[BEGIN]

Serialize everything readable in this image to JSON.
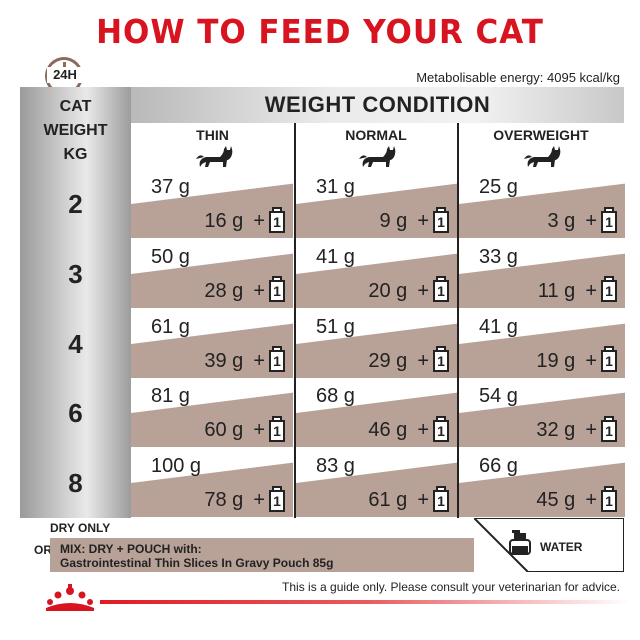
{
  "title": "HOW TO FEED YOUR CAT",
  "clock_label": "24H",
  "energy": "Metabolisable energy: 4095 kcal/kg",
  "table": {
    "corner_header": [
      "CAT",
      "WEIGHT",
      "KG"
    ],
    "group_header": "WEIGHT CONDITION",
    "columns": [
      "THIN",
      "NORMAL",
      "OVERWEIGHT"
    ],
    "rows": [
      {
        "weight": "2",
        "cells": [
          {
            "dry": "37 g",
            "mix": "16 g"
          },
          {
            "dry": "31 g",
            "mix": "9 g"
          },
          {
            "dry": "25 g",
            "mix": "3 g"
          }
        ]
      },
      {
        "weight": "3",
        "cells": [
          {
            "dry": "50 g",
            "mix": "28 g"
          },
          {
            "dry": "41 g",
            "mix": "20 g"
          },
          {
            "dry": "33 g",
            "mix": "11 g"
          }
        ]
      },
      {
        "weight": "4",
        "cells": [
          {
            "dry": "61 g",
            "mix": "39 g"
          },
          {
            "dry": "51 g",
            "mix": "29 g"
          },
          {
            "dry": "41 g",
            "mix": "19 g"
          }
        ]
      },
      {
        "weight": "6",
        "cells": [
          {
            "dry": "81 g",
            "mix": "60 g"
          },
          {
            "dry": "68 g",
            "mix": "46 g"
          },
          {
            "dry": "54 g",
            "mix": "32 g"
          }
        ]
      },
      {
        "weight": "8",
        "cells": [
          {
            "dry": "100 g",
            "mix": "78 g"
          },
          {
            "dry": "83 g",
            "mix": "61 g"
          },
          {
            "dry": "66 g",
            "mix": "45 g"
          }
        ]
      }
    ],
    "plus": "+",
    "pouch_count": "1"
  },
  "legend": {
    "dry_only": "DRY ONLY",
    "or": "OR",
    "mix_line1": "MIX: DRY + POUCH with:",
    "mix_line2": "Gastrointestinal Thin Slices In Gravy Pouch 85g",
    "water": "WATER"
  },
  "disclaimer": "This is a guide only. Please consult your veterinarian for advice.",
  "colors": {
    "brand_red": "#d7141f",
    "band": "#b8a298"
  }
}
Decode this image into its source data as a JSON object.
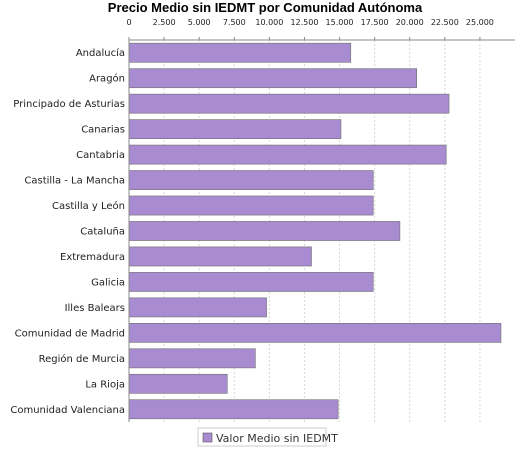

[END]

- [Your goal]
Give back every line exactly as it stands, pictures excluded.

- [Answer below]
Serialize everything readable in this image to JSON.
{
  "title": "HOW TO FEED YOUR CAT",
  "clock_label": "24H",
  "energy": "Metabolisable energy: 4095 kcal/kg",
  "table": {
    "corner_header": [
      "CAT",
      "WEIGHT",
      "KG"
    ],
    "group_header": "WEIGHT CONDITION",
    "columns": [
      "THIN",
      "NORMAL",
      "OVERWEIGHT"
    ],
    "rows": [
      {
        "weight": "2",
        "cells": [
          {
            "dry": "37 g",
            "mix": "16 g"
          },
          {
            "dry": "31 g",
            "mix": "9 g"
          },
          {
            "dry": "25 g",
            "mix": "3 g"
          }
        ]
      },
      {
        "weight": "3",
        "cells": [
          {
            "dry": "50 g",
            "mix": "28 g"
          },
          {
            "dry": "41 g",
            "mix": "20 g"
          },
          {
            "dry": "33 g",
            "mix": "11 g"
          }
        ]
      },
      {
        "weight": "4",
        "cells": [
          {
            "dry": "61 g",
            "mix": "39 g"
          },
          {
            "dry": "51 g",
            "mix": "29 g"
          },
          {
            "dry": "41 g",
            "mix": "19 g"
          }
        ]
      },
      {
        "weight": "6",
        "cells": [
          {
            "dry": "81 g",
            "mix": "60 g"
          },
          {
            "dry": "68 g",
            "mix": "46 g"
          },
          {
            "dry": "54 g",
            "mix": "32 g"
          }
        ]
      },
      {
        "weight": "8",
        "cells": [
          {
            "dry": "100 g",
            "mix": "78 g"
          },
          {
            "dry": "83 g",
            "mix": "61 g"
          },
          {
            "dry": "66 g",
            "mix": "45 g"
          }
        ]
      }
    ],
    "plus": "+",
    "pouch_count": "1"
  },
  "legend": {
    "dry_only": "DRY ONLY",
    "or": "OR",
    "mix_line1": "MIX: DRY + POUCH with:",
    "mix_line2": "Gastrointestinal Thin Slices In Gravy Pouch 85g",
    "water": "WATER"
  },
  "disclaimer": "This is a guide only. Please consult your veterinarian for advice.",
  "colors": {
    "brand_red": "#d7141f",
    "band": "#b8a298"
  }
}
Decode this image into its source data as a JSON object.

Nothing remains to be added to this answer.